### Data extract
>> START

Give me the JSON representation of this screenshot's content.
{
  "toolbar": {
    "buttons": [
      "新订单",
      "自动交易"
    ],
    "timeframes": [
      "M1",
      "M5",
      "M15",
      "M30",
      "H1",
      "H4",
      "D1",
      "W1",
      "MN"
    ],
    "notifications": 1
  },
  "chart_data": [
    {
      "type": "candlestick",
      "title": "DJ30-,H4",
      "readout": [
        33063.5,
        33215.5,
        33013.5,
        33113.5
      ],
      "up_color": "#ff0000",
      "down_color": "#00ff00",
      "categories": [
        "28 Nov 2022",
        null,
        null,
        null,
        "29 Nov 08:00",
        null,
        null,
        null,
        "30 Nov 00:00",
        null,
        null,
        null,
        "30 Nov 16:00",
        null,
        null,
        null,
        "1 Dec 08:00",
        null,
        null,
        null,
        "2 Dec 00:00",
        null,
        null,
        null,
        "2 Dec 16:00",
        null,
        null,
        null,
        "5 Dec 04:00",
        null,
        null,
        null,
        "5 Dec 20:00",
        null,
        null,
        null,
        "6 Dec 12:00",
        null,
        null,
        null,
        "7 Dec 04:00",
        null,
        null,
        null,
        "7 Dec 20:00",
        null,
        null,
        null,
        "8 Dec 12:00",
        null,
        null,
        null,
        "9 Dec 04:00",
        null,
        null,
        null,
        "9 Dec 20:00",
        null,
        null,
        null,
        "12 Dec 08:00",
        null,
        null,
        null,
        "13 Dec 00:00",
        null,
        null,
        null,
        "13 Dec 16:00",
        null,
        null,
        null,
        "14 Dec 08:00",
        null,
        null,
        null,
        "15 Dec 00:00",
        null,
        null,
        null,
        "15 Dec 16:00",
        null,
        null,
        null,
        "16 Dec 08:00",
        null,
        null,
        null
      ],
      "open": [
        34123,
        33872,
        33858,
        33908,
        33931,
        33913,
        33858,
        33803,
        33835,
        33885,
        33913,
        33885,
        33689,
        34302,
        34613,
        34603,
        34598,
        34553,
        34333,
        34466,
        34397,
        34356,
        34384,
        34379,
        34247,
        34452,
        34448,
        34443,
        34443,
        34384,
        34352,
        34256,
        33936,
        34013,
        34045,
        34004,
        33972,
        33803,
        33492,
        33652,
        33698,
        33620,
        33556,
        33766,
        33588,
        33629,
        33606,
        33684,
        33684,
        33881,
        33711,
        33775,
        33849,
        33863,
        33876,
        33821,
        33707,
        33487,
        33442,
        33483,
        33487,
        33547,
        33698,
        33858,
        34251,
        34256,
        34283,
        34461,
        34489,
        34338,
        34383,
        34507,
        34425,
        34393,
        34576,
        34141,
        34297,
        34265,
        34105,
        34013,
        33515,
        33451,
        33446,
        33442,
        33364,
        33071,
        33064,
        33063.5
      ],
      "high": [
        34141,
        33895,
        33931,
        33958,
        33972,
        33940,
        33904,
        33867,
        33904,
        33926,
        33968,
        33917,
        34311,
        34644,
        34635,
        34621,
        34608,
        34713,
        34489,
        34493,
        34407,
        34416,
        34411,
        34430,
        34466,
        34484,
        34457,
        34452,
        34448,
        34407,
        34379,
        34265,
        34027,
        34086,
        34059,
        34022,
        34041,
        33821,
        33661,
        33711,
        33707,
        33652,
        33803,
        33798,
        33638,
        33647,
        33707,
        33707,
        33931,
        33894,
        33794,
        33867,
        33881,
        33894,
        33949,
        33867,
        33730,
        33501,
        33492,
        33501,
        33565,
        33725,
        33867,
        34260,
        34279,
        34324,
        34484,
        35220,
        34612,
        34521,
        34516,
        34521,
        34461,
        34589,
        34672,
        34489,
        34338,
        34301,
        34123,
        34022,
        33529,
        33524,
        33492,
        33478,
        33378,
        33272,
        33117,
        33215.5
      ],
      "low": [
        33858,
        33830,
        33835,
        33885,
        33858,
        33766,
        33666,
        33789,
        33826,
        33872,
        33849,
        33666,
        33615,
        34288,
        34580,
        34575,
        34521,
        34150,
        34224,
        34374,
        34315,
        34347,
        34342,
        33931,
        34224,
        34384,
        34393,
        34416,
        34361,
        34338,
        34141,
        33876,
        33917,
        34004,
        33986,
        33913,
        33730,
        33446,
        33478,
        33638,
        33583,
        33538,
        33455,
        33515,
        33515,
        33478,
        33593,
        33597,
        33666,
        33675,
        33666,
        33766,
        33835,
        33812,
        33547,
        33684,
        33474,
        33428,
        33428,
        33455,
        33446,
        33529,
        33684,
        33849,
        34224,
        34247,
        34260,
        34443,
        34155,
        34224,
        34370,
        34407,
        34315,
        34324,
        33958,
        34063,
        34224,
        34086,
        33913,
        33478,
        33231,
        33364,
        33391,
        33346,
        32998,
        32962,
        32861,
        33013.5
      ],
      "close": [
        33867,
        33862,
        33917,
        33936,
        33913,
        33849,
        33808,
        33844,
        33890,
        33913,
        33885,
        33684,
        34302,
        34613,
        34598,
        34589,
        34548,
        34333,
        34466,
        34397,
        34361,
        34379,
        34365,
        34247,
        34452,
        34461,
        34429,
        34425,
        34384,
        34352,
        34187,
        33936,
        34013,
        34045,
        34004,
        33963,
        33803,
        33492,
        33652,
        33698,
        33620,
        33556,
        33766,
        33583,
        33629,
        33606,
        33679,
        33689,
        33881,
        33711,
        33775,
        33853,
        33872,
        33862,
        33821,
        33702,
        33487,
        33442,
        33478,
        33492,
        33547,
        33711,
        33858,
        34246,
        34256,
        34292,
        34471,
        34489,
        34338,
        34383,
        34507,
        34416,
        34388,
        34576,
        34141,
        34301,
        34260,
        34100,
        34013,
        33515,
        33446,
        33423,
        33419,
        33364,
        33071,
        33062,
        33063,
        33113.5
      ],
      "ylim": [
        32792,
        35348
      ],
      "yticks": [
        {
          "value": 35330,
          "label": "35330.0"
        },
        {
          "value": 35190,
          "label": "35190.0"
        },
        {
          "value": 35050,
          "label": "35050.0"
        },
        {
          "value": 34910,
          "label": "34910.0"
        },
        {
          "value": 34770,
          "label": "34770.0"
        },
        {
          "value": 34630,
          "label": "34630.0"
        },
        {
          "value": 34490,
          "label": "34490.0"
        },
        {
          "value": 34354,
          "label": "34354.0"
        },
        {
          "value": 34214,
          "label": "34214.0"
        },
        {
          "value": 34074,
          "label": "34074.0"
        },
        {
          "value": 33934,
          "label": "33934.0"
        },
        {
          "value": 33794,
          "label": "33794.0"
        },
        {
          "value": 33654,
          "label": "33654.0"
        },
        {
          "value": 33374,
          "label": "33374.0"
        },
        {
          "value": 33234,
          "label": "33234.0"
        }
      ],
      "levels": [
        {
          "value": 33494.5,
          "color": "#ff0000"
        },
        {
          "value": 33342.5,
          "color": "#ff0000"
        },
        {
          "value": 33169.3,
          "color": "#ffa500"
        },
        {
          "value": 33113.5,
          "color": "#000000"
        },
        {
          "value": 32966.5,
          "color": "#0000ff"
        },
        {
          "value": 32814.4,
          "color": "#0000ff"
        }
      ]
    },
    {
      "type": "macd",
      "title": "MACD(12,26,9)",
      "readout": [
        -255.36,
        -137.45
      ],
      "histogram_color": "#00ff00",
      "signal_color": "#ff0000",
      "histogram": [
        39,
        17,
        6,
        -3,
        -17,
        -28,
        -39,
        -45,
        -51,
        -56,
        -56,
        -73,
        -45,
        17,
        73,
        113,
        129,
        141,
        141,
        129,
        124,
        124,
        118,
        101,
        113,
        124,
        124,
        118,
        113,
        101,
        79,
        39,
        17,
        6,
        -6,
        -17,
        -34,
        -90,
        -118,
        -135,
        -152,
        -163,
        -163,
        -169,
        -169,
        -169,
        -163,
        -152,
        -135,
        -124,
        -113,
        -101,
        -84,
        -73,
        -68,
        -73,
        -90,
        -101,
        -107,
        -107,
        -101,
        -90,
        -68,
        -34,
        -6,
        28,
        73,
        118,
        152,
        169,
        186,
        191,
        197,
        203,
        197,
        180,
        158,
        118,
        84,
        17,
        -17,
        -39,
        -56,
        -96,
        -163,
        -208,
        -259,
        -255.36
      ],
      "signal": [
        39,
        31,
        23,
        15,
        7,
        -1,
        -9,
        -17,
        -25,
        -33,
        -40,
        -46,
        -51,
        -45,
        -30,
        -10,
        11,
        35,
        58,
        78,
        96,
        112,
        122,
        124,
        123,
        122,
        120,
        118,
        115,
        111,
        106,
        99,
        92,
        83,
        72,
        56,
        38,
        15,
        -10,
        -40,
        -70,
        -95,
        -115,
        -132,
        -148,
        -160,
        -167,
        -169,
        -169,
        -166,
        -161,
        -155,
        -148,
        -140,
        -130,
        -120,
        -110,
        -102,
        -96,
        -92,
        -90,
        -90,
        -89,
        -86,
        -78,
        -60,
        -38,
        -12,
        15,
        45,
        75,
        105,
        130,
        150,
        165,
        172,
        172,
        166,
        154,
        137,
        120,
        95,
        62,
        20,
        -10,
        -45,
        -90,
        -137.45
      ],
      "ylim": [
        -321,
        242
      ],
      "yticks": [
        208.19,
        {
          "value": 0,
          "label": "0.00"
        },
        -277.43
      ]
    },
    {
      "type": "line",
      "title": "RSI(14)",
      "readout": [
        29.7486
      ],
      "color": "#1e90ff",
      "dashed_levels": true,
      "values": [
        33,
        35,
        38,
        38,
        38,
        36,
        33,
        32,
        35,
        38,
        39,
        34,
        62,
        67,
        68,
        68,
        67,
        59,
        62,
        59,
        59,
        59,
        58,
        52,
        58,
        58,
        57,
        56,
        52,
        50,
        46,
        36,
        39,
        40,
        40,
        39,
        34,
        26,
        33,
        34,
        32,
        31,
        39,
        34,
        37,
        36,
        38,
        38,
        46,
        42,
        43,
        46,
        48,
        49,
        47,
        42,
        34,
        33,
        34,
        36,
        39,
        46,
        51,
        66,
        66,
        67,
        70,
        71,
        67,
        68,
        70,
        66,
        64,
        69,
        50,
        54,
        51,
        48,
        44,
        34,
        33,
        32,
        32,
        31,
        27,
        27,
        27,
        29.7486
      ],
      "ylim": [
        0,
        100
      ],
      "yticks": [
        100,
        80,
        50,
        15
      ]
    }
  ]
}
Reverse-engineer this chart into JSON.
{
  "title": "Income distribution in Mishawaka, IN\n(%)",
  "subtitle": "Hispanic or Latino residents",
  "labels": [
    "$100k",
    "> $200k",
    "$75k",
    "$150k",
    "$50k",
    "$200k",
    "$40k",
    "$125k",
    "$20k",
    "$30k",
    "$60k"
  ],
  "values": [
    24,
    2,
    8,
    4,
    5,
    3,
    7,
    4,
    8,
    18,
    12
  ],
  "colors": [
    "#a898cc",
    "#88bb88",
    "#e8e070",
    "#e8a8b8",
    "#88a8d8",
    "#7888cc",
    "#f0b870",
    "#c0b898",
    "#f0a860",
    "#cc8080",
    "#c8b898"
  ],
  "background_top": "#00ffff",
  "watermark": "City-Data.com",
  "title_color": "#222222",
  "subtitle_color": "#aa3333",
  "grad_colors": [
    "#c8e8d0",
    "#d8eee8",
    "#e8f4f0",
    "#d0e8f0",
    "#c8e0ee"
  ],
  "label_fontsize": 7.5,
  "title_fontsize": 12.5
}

>> END

### The exercise
State how many lines include the string "this". Give no other information.

### Written answer
2